→ **Data excerpts**:
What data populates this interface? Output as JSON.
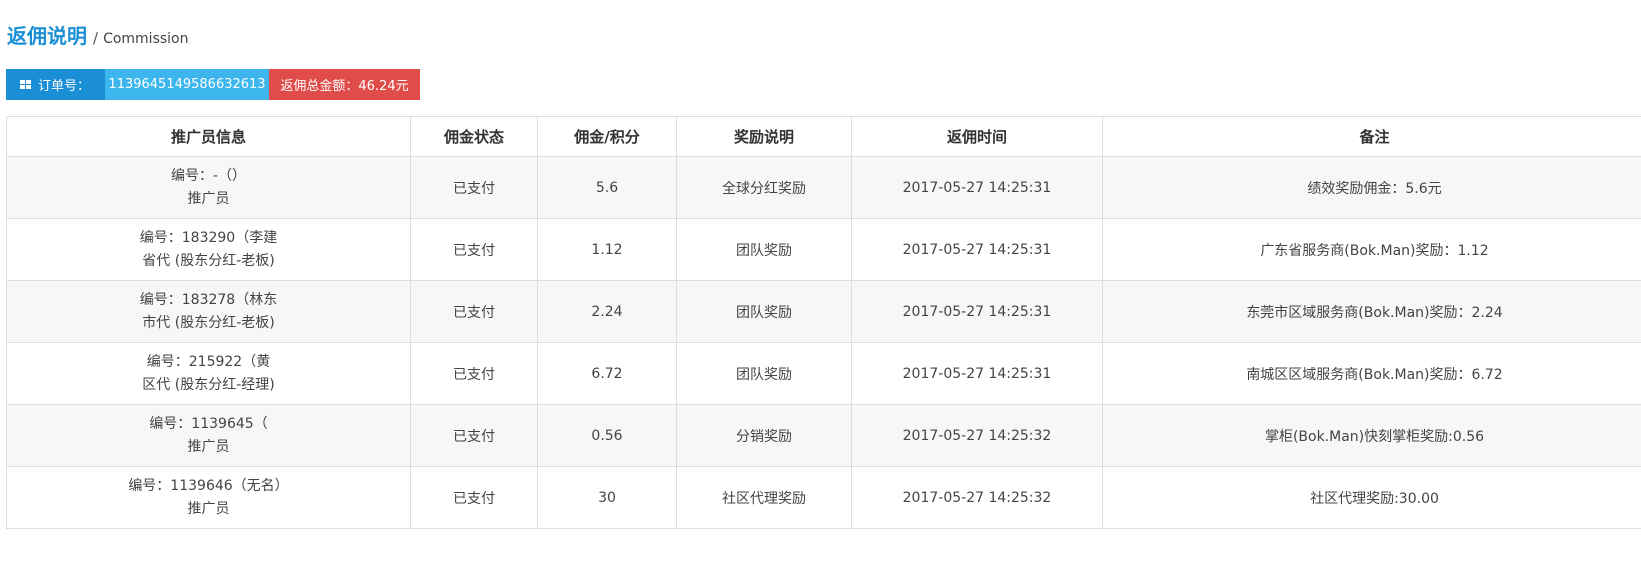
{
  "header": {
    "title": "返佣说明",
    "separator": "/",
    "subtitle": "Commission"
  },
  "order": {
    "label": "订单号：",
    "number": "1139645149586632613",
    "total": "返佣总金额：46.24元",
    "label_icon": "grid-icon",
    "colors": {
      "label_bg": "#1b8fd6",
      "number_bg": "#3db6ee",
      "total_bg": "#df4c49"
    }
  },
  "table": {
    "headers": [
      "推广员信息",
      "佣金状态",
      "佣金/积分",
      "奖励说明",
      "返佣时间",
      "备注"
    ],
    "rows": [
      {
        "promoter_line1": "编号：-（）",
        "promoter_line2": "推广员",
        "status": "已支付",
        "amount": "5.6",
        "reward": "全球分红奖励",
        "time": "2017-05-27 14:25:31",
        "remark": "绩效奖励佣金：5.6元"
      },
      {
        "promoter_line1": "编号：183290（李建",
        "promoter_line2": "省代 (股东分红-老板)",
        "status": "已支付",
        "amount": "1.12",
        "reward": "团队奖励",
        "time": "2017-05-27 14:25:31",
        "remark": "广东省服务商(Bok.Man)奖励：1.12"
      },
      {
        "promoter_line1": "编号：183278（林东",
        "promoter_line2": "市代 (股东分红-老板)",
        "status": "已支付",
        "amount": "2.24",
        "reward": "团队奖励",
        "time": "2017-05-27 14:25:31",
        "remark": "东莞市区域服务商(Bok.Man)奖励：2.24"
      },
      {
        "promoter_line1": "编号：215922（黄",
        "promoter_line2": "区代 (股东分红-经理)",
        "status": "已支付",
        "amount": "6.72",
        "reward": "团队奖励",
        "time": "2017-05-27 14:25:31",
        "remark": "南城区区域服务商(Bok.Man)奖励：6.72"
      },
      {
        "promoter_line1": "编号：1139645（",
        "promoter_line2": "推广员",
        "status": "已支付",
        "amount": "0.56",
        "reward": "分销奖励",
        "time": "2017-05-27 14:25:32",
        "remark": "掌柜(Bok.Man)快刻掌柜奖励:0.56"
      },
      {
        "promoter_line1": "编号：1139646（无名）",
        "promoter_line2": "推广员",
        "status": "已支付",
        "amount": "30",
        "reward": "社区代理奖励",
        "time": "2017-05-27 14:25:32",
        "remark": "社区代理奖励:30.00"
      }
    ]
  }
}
* * *
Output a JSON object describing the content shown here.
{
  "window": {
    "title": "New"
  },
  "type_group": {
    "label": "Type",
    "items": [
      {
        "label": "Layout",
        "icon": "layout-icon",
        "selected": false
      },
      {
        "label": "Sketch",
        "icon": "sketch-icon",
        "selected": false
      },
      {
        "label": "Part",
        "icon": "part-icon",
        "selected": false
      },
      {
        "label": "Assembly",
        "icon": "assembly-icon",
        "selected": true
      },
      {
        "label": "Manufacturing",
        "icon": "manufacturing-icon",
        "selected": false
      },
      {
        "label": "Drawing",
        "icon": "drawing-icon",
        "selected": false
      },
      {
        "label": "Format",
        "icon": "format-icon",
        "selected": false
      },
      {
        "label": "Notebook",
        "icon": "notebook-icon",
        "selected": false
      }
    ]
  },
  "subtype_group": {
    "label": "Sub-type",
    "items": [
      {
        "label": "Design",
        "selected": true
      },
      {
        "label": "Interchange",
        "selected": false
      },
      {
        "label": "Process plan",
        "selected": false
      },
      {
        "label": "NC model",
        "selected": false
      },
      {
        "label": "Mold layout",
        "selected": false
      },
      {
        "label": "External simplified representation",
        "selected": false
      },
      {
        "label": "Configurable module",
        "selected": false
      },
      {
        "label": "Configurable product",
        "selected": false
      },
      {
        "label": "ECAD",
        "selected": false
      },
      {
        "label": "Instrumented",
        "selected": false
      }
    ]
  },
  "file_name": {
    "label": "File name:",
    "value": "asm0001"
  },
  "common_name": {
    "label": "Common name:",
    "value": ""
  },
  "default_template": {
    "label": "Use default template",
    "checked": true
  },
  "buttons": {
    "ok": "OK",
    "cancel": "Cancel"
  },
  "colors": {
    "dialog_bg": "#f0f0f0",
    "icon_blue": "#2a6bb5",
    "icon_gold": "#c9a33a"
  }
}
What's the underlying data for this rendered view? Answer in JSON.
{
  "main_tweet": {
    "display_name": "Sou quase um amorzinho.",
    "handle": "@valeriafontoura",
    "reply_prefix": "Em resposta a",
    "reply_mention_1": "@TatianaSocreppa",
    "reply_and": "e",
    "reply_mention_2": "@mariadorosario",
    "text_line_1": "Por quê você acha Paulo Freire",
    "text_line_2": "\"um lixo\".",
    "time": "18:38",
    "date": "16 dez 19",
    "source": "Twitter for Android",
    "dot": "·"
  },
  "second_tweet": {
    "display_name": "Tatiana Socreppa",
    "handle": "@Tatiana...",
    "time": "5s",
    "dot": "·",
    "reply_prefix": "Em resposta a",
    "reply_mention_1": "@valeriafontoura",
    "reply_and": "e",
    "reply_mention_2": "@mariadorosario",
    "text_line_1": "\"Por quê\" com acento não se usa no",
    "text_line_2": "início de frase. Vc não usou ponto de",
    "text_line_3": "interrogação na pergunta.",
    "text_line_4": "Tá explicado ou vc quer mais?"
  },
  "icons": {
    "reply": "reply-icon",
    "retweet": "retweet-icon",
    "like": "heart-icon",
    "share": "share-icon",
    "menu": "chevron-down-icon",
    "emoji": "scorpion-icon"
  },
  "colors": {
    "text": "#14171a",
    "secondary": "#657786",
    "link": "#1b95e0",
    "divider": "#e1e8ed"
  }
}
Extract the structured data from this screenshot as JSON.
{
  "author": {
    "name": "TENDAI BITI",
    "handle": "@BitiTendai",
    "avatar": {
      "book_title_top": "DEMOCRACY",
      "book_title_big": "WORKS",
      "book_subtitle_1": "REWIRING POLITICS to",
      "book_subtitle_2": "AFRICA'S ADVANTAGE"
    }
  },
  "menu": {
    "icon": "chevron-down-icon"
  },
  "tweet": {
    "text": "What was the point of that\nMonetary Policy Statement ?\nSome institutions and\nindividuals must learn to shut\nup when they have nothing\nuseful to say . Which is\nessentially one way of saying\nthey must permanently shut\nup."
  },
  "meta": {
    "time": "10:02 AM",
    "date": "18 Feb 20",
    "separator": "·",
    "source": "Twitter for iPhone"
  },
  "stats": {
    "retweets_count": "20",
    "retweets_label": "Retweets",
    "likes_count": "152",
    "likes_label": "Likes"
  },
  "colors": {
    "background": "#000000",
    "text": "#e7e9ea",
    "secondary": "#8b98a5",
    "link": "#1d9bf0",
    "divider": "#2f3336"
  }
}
---
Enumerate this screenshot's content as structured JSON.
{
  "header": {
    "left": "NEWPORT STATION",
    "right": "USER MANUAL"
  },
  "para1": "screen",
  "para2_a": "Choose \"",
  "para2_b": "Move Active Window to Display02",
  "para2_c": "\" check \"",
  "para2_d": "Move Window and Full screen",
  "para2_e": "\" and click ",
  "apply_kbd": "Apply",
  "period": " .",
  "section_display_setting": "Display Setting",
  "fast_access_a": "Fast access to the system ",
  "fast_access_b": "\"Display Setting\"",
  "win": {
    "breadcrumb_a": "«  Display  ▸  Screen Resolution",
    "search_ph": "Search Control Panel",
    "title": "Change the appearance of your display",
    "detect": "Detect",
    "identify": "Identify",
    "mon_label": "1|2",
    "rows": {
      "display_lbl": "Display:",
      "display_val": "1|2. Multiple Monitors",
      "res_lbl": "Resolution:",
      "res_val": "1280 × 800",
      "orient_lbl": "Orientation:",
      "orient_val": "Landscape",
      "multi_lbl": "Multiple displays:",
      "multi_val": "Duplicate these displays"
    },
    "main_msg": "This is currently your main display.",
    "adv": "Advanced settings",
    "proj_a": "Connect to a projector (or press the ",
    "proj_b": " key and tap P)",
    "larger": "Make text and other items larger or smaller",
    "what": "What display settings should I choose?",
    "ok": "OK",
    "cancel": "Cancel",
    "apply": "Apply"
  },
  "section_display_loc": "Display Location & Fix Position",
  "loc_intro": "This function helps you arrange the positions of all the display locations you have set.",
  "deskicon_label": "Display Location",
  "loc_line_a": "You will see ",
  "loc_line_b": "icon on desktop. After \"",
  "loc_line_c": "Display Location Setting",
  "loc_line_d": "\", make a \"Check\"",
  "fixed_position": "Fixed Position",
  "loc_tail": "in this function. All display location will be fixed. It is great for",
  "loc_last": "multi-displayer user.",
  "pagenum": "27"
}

→ **What you are asked to do**:
Which lines include the word "handle"? List them all.

→ **Response to this exercise**:
    "handle": "@valeriafontoura",
    "handle": "@Tatiana...",
    "handle": "@BitiTendai",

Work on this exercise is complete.